_WHAT YOU ARE ASKED TO DO_: Could you extract every entry below and reproduce it exactly?

_INFORMATION SUPPLIED_:

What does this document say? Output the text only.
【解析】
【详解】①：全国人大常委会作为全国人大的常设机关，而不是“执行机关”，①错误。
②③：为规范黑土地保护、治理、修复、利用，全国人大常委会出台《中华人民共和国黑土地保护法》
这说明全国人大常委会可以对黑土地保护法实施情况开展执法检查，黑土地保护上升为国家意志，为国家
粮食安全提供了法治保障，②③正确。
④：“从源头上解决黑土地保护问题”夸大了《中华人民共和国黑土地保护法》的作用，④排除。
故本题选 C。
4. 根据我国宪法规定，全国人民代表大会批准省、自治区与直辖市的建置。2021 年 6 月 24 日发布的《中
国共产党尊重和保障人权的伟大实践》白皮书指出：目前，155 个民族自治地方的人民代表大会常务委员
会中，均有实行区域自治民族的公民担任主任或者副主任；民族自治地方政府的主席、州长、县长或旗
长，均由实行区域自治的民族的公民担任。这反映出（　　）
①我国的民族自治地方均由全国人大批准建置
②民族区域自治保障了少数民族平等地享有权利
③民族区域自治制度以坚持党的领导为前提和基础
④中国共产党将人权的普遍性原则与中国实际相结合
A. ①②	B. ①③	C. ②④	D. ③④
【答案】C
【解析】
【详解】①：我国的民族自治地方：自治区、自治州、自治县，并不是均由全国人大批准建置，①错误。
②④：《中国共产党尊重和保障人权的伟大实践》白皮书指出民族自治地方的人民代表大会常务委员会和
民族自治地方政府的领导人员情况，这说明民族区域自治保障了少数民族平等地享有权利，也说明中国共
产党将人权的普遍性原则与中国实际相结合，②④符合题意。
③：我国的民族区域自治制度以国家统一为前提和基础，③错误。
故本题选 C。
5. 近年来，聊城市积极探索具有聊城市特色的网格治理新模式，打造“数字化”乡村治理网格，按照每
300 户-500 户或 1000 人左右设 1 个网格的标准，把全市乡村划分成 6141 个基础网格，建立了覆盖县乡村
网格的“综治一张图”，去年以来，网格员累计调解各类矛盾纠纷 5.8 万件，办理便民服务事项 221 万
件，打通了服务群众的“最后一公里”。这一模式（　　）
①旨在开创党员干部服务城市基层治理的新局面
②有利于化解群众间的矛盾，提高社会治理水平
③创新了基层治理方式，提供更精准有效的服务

_EXERCISE RESPONSE_:
What does this document say? Output the text only.
【解析】
【详解】①：全国人大常委会作为全国人大的常设机关，而不是“执行机关”，①错误。
②③：为规范黑土地保护、治理、修复、利用，全国人大常委会出台《中华人民共和国黑土地保护法》
这说明全国人大常委会可以对黑土地保护法实施情况开展执法检查，黑土地保护上升为国家意志，为国家
粮食安全提供了法治保障，②③正确。
④：“从源头上解决黑土地保护问题”夸大了《中华人民共和国黑土地保护法》的作用，④排除。
故本题选 C。
4. 根据我国宪法规定，全国人民代表大会批准省、自治区与直辖市的建置。2021 年 6 月 24 日发布的《中
国共产党尊重和保障人权的伟大实践》白皮书指出：目前，155 个民族自治地方的人民代表大会常务委员
会中，均有实行区域自治民族的公民担任主任或者副主任；民族自治地方政府的主席、州长、县长或旗
长，均由实行区域自治的民族的公民担任。这反映出（　　）
①我国的民族自治地方均由全国人大批准建置
②民族区域自治保障了少数民族平等地享有权利
③民族区域自治制度以坚持党的领导为前提和基础
④中国共产党将人权的普遍性原则与中国实际相结合
A. ①②	B. ①③	C. ②④	D. ③④
【答案】C
【解析】
【详解】①：我国的民族自治地方：自治区、自治州、自治县，并不是均由全国人大批准建置，①错误。
②④：《中国共产党尊重和保障人权的伟大实践》白皮书指出民族自治地方的人民代表大会常务委员会和
民族自治地方政府的领导人员情况，这说明民族区域自治保障了少数民族平等地享有权利，也说明中国共
产党将人权的普遍性原则与中国实际相结合，②④符合题意。
③：我国的民族区域自治制度以国家统一为前提和基础，③错误。
故本题选 C。
5. 近年来，聊城市积极探索具有聊城市特色的网格治理新模式，打造“数字化”乡村治理网格，按照每
300 户-500 户或 1000 人左右设 1 个网格的标准，把全市乡村划分成 6141 个基础网格，建立了覆盖县乡村
网格的“综治一张图”，去年以来，网格员累计调解各类矛盾纠纷 5.8 万件，办理便民服务事项 221 万
件，打通了服务群众的“最后一公里”。这一模式（　　）
①旨在开创党员干部服务城市基层治理的新局面
②有利于化解群众间的矛盾，提高社会治理水平
③创新了基层治理方式，提供更精准有效的服务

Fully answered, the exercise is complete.